- [DOCUMENT SEGMENT]
* * * * *

Since there is no outer join (as far as I have found) in MySQL, is there any other way to get a query using a Group By to show nulls?  I looked for a function like Oracle's NVL, but couldn't find one for MySQL.  Please help!

Here is the query:
SELECT u.username, date_reg, level AS rank, COUNT(p.username) AS posts
FROM mbs_users u, mbs_posts p
WHERE u.username = p.username
ORDER BY posts DESC;

It stips out all the nulls in the mbs_posts table. Any help would be greatly appreciated.

    I forgot to put the Group By in there, the query should look like this:

    SELECT u.username, date_reg, level AS rank, COUNT(p.username) AS posts
    FROM mbs_users u, mbs_posts p
    WHERE u.username = p.username
    GROUP BY p.username;

      Yep that works. Since I couldn't find the words "outer join" anywhere in the mysql documentation, I thought it didn't have an outer join function. Guess I was wrong. I guess left join and right join never clicked as being an outter join. Thanks a bunch!

        Or you can simulate join...

        SELECT table1.someField, table2.someField
        FROM table1, table2
        WHERE table1.someField = table2.someField
        AND table1.someField = something

          This won't include fields with NULL values, though, which is what he was looking for. LEFT JOIN does this.

            SELECT table1.someField, table2.someField
            FROM table1, table2
            WHERE table1.someField = table2.someField
            AND table1.someField IS NULL

            that will include only NULL values

            simulation is possible, join is shortcut

            but, I post down there message that MySQL have inner and outer join

            again...

* * * * *

- [Dataset excerpts]
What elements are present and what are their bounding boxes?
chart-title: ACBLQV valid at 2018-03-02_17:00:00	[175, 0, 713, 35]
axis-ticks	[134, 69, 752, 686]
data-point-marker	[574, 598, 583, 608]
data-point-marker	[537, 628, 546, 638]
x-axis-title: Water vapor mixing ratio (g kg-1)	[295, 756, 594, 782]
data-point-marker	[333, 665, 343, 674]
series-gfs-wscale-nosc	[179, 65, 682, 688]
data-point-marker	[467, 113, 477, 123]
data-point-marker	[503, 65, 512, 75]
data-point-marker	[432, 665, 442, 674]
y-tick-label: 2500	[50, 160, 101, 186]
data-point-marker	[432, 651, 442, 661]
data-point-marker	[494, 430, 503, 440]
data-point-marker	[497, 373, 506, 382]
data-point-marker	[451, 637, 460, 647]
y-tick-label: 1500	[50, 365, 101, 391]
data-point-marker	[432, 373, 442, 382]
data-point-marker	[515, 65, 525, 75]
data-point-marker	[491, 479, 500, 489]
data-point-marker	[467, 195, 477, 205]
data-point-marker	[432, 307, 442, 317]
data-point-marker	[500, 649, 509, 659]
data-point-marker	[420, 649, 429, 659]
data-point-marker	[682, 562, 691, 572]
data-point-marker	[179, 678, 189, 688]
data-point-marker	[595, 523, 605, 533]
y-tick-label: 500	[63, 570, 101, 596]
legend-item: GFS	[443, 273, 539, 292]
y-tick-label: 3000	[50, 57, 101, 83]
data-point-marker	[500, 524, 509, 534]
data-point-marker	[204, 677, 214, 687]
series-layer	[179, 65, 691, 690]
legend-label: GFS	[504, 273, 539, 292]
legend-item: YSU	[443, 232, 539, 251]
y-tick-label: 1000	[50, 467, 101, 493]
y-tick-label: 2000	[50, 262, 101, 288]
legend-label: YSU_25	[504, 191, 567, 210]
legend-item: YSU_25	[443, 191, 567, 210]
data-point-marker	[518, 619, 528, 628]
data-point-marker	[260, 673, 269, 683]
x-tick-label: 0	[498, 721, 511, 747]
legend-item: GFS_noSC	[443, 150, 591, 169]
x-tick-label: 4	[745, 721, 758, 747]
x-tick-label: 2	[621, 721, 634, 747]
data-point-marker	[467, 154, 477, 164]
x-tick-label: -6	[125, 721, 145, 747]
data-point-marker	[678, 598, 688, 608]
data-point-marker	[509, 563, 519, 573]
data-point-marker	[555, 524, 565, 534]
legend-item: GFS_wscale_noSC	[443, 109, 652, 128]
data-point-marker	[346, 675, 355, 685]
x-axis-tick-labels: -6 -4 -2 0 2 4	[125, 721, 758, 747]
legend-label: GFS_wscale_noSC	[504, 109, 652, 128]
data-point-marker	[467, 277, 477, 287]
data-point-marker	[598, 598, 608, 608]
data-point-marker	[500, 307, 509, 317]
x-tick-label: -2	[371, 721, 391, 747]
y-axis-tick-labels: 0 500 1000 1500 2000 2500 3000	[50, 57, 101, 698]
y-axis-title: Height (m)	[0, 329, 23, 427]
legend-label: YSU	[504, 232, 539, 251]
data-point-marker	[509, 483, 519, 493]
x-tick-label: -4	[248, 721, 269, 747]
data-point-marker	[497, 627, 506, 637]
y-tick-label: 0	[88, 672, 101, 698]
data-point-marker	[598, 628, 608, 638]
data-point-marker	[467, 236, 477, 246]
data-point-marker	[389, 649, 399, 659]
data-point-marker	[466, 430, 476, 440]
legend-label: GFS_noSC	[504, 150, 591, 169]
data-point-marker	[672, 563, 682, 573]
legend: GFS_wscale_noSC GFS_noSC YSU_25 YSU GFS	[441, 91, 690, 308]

* * * * *

- [REQUIRED ACTION 1]
In the MySQL outer join thread, which Oracle function did the original poster look for an equivalent of in MySQL?
- [REQUIRED ACTION 2]
Set down the passage of the MySQL outer join thread between "Since there is" and "be greatly appreciated.", inclusive.
- [REQUIRED ACTION 3]
Resume the MySQL outer join thread after its final line.

- [EXPECTED ANSWER 1]
Oracle's NVL function.

- [EXPECTED ANSWER 2]
Since there is no outer join (as far as I have found) in MySQL, is there any other way to get a query using a Group By to show nulls?  I looked for a function like Oracle's NVL, but couldn't find one for MySQL.  Please help!

Here is the query:
SELECT u.username, date_reg, level AS rank, COUNT(p.username) AS posts
FROM mbs_users u, mbs_posts p
WHERE u.username = p.username
ORDER BY posts DESC;

It stips out all the nulls in the mbs_posts table. Any help would be greatly appreciated.

- [EXPECTED ANSWER 3]
            http://www.mysql.com/doc/J/O/JOIN.html

              This still doesn't produce the desired results.

              WHERE table1.someField = table2.someField

              This is the problem child. If either one of these is NULL, then the result of the comparison is also NULL because NULL is an indeterminate value. What is the result of the comparison "1=NULL"? You can't tell because NULL is indeterminate and you don't know what it really represents.

              If both of them are NULL, the result is still NULL because you can't determine whether two unknown values are equal.

              To properly display 1 row of output for every row in another table, regardless of whether the foreign key is NULL, you must (in the case of MySQL) use a LEFT JOIN or one of its synonyms.

              There may be another way to do this, but an outer join is the only way that I'm aware of.